--- START DATA EXTRACT ---

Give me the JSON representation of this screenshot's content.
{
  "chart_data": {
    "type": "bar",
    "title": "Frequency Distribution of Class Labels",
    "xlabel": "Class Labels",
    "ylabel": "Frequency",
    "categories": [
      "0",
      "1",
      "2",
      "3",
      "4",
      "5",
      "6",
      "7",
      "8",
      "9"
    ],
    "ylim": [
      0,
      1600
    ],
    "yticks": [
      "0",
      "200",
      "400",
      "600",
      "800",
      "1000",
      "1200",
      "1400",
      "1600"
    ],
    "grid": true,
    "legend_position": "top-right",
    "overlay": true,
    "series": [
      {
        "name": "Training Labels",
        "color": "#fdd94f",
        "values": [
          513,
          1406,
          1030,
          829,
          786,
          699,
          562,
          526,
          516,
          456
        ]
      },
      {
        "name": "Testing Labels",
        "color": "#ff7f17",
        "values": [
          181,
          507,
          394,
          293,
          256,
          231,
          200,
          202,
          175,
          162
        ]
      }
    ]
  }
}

--- END DATA EXTRACT ---

_EXERCISE DETAILS_
Retype the material in full, character for character.

_TASK SOLUTION_
Give me the JSON representation of this screenshot's content.
{
  "chart_data": {
    "type": "bar",
    "title": "Frequency Distribution of Class Labels",
    "xlabel": "Class Labels",
    "ylabel": "Frequency",
    "categories": [
      "0",
      "1",
      "2",
      "3",
      "4",
      "5",
      "6",
      "7",
      "8",
      "9"
    ],
    "ylim": [
      0,
      1600
    ],
    "yticks": [
      "0",
      "200",
      "400",
      "600",
      "800",
      "1000",
      "1200",
      "1400",
      "1600"
    ],
    "grid": true,
    "legend_position": "top-right",
    "overlay": true,
    "series": [
      {
        "name": "Training Labels",
        "color": "#fdd94f",
        "values": [
          513,
          1406,
          1030,
          829,
          786,
          699,
          562,
          526,
          516,
          456
        ]
      },
      {
        "name": "Testing Labels",
        "color": "#ff7f17",
        "values": [
          181,
          507,
          394,
          293,
          256,
          231,
          200,
          202,
          175,
          162
        ]
      }
    ]
  }
}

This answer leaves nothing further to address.